__THE REQUEST__
Repeat the material verbatim and drop the pictures.

__RECORDS FOR THIS TASK__
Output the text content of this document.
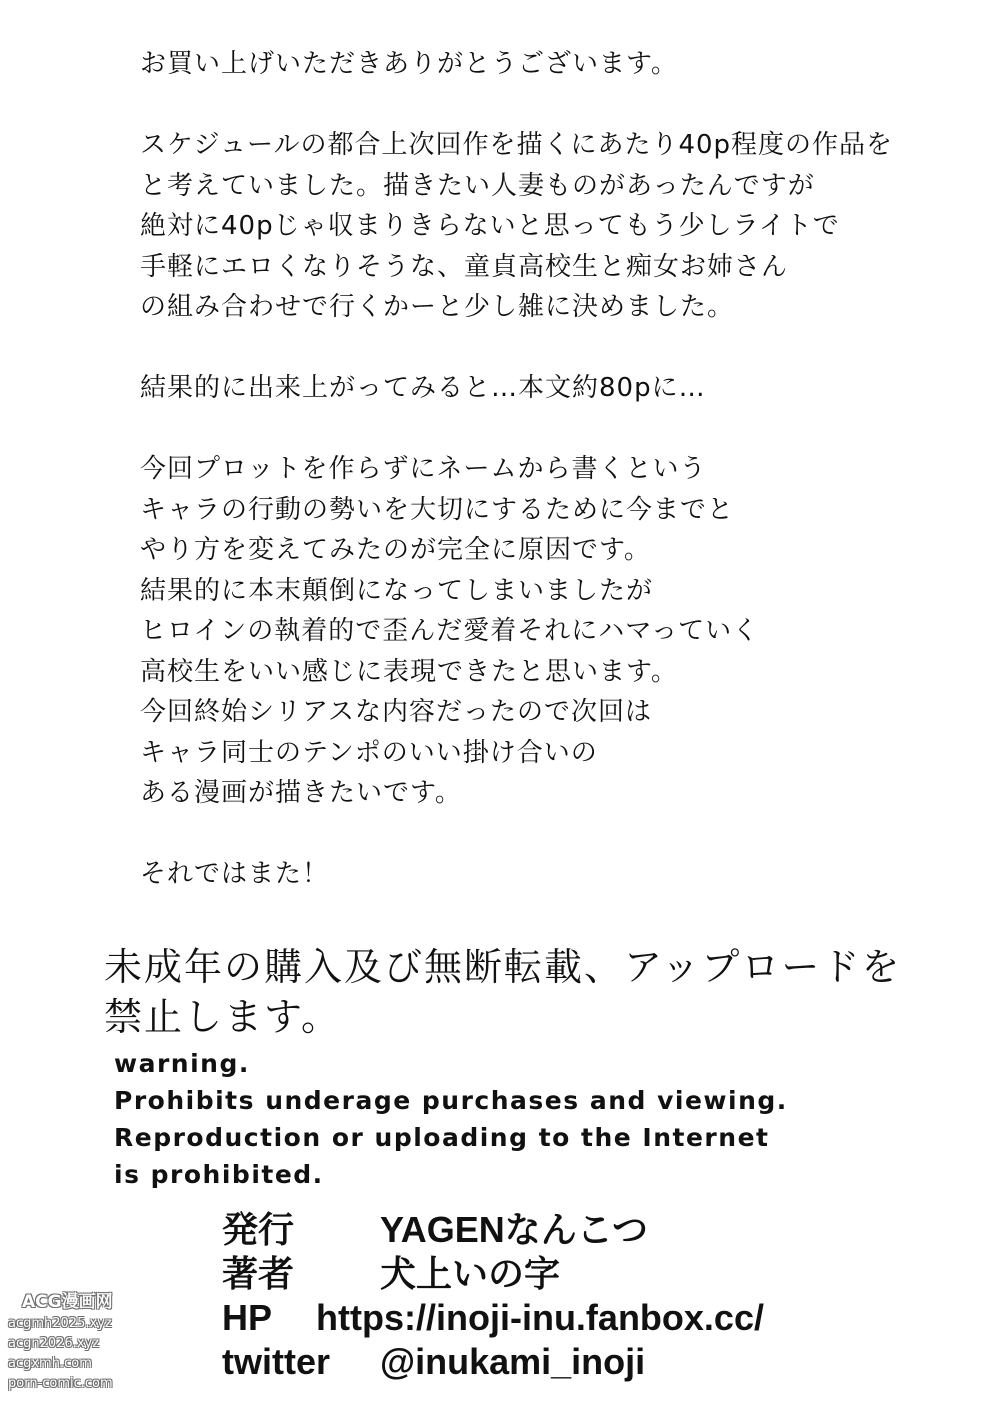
お買い上げいただきありがとうございます。
スケジュールの都合上次回作を描くにあたり40p程度の作品を
と考えていました。描きたい人妻ものがあったんですが
絶対に40pじゃ収まりきらないと思ってもう少しライトで
手軽にエロくなりそうな、童貞高校生と痴女お姉さん
の組み合わせで行くかーと少し雑に決めました。
結果的に出来上がってみると…本文約80pに…
今回プロットを作らずにネームから書くという
キャラの行動の勢いを大切にするために今までと
やり方を変えてみたのが完全に原因です。
結果的に本末顛倒になってしまいましたが
ヒロインの執着的で歪んだ愛着それにハマっていく
高校生をいい感じに表現できたと思います。
今回終始シリアスな内容だったので次回は
キャラ同士のテンポのいい掛け合いの
ある漫画が描きたいです。
それではまた！
未成年の購入及び無断転載、アップロードを
禁止します。
warning.
Prohibits underage purchases and viewing.
Reproduction or uploading to the Internet
is prohibited.
発行	YAGENなんこつ
著者	犬上いの字
HP	https://inoji-inu.fanbox.cc/
twitter	@inukami_inoji
ACG漫画网
acgmh2025.xyz
acgn2026.xyz
acgxmh.com
porn-comic.com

__SOLVED PROBLEM__
Output the text content of this document.
お買い上げいただきありがとうございます。
スケジュールの都合上次回作を描くにあたり40p程度の作品を
と考えていました。描きたい人妻ものがあったんですが
絶対に40pじゃ収まりきらないと思ってもう少しライトで
手軽にエロくなりそうな、童貞高校生と痴女お姉さん
の組み合わせで行くかーと少し雑に決めました。
結果的に出来上がってみると…本文約80pに…
今回プロットを作らずにネームから書くという
キャラの行動の勢いを大切にするために今までと
やり方を変えてみたのが完全に原因です。
結果的に本末顛倒になってしまいましたが
ヒロインの執着的で歪んだ愛着それにハマっていく
高校生をいい感じに表現できたと思います。
今回終始シリアスな内容だったので次回は
キャラ同士のテンポのいい掛け合いの
ある漫画が描きたいです。
それではまた！
未成年の購入及び無断転載、アップロードを
禁止します。
warning.
Prohibits underage purchases and viewing.
Reproduction or uploading to the Internet
is prohibited.
発行	YAGENなんこつ
著者	犬上いの字
HP	https://inoji-inu.fanbox.cc/
twitter	@inukami_inoji
ACG漫画网
acgmh2025.xyz
acgn2026.xyz
acgxmh.com
porn-comic.com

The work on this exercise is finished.